The exercise: In full and without deviation, write out the entries that follow.

Data provided:
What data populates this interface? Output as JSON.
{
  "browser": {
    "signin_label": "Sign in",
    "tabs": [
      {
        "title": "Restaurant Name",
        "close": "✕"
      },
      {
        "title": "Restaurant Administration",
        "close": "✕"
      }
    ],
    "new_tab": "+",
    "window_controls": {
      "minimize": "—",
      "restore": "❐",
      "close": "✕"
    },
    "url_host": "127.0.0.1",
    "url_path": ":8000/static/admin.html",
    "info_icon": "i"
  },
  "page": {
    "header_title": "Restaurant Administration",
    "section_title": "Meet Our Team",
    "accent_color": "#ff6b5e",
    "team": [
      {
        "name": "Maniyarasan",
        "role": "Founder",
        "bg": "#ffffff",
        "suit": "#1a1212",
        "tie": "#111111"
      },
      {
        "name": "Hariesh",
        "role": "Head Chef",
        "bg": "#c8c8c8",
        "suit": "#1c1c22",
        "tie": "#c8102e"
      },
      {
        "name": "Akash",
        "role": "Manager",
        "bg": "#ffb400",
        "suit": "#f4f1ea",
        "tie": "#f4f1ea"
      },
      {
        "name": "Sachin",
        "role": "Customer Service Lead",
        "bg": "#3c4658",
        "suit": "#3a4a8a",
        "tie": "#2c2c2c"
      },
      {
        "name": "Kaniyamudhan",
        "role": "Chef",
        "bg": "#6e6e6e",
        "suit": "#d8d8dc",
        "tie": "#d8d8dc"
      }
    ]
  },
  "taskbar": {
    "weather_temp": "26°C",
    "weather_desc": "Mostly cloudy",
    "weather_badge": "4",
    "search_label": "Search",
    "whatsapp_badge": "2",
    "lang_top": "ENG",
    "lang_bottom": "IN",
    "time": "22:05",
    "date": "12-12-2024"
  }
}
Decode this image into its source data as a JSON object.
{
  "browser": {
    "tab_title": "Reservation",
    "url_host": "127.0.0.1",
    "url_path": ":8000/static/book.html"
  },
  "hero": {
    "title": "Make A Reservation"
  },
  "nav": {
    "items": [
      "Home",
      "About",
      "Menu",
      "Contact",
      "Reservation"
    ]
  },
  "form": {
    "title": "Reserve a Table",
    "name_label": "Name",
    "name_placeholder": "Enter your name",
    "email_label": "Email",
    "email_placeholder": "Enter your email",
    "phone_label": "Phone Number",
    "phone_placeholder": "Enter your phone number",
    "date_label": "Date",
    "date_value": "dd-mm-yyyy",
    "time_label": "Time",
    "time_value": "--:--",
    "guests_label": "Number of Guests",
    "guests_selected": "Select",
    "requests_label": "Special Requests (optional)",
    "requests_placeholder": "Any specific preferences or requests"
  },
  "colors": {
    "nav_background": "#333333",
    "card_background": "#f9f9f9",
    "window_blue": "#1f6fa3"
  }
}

Solved problem:
What data populates this interface? Output as JSON.
{
  "browser": {
    "signin_label": "Sign in",
    "tabs": [
      {
        "title": "Restaurant Name",
        "close": "✕"
      },
      {
        "title": "Restaurant Administration",
        "close": "✕"
      }
    ],
    "new_tab": "+",
    "window_controls": {
      "minimize": "—",
      "restore": "❐",
      "close": "✕"
    },
    "url_host": "127.0.0.1",
    "url_path": ":8000/static/admin.html",
    "info_icon": "i"
  },
  "page": {
    "header_title": "Restaurant Administration",
    "section_title": "Meet Our Team",
    "accent_color": "#ff6b5e",
    "team": [
      {
        "name": "Maniyarasan",
        "role": "Founder",
        "bg": "#ffffff",
        "suit": "#1a1212",
        "tie": "#111111"
      },
      {
        "name": "Hariesh",
        "role": "Head Chef",
        "bg": "#c8c8c8",
        "suit": "#1c1c22",
        "tie": "#c8102e"
      },
      {
        "name": "Akash",
        "role": "Manager",
        "bg": "#ffb400",
        "suit": "#f4f1ea",
        "tie": "#f4f1ea"
      },
      {
        "name": "Sachin",
        "role": "Customer Service Lead",
        "bg": "#3c4658",
        "suit": "#3a4a8a",
        "tie": "#2c2c2c"
      },
      {
        "name": "Kaniyamudhan",
        "role": "Chef",
        "bg": "#6e6e6e",
        "suit": "#d8d8dc",
        "tie": "#d8d8dc"
      }
    ]
  },
  "taskbar": {
    "weather_temp": "26°C",
    "weather_desc": "Mostly cloudy",
    "weather_badge": "4",
    "search_label": "Search",
    "whatsapp_badge": "2",
    "lang_top": "ENG",
    "lang_bottom": "IN",
    "time": "22:05",
    "date": "12-12-2024"
  }
}
Decode this image into its source data as a JSON object.
{
  "browser": {
    "tab_title": "Reservation",
    "url_host": "127.0.0.1",
    "url_path": ":8000/static/book.html"
  },
  "hero": {
    "title": "Make A Reservation"
  },
  "nav": {
    "items": [
      "Home",
      "About",
      "Menu",
      "Contact",
      "Reservation"
    ]
  },
  "form": {
    "title": "Reserve a Table",
    "name_label": "Name",
    "name_placeholder": "Enter your name",
    "email_label": "Email",
    "email_placeholder": "Enter your email",
    "phone_label": "Phone Number",
    "phone_placeholder": "Enter your phone number",
    "date_label": "Date",
    "date_value": "dd-mm-yyyy",
    "time_label": "Time",
    "time_value": "--:--",
    "guests_label": "Number of Guests",
    "guests_selected": "Select",
    "requests_label": "Special Requests (optional)",
    "requests_placeholder": "Any specific preferences or requests"
  },
  "colors": {
    "nav_background": "#333333",
    "card_background": "#f9f9f9",
    "window_blue": "#1f6fa3"
  }
}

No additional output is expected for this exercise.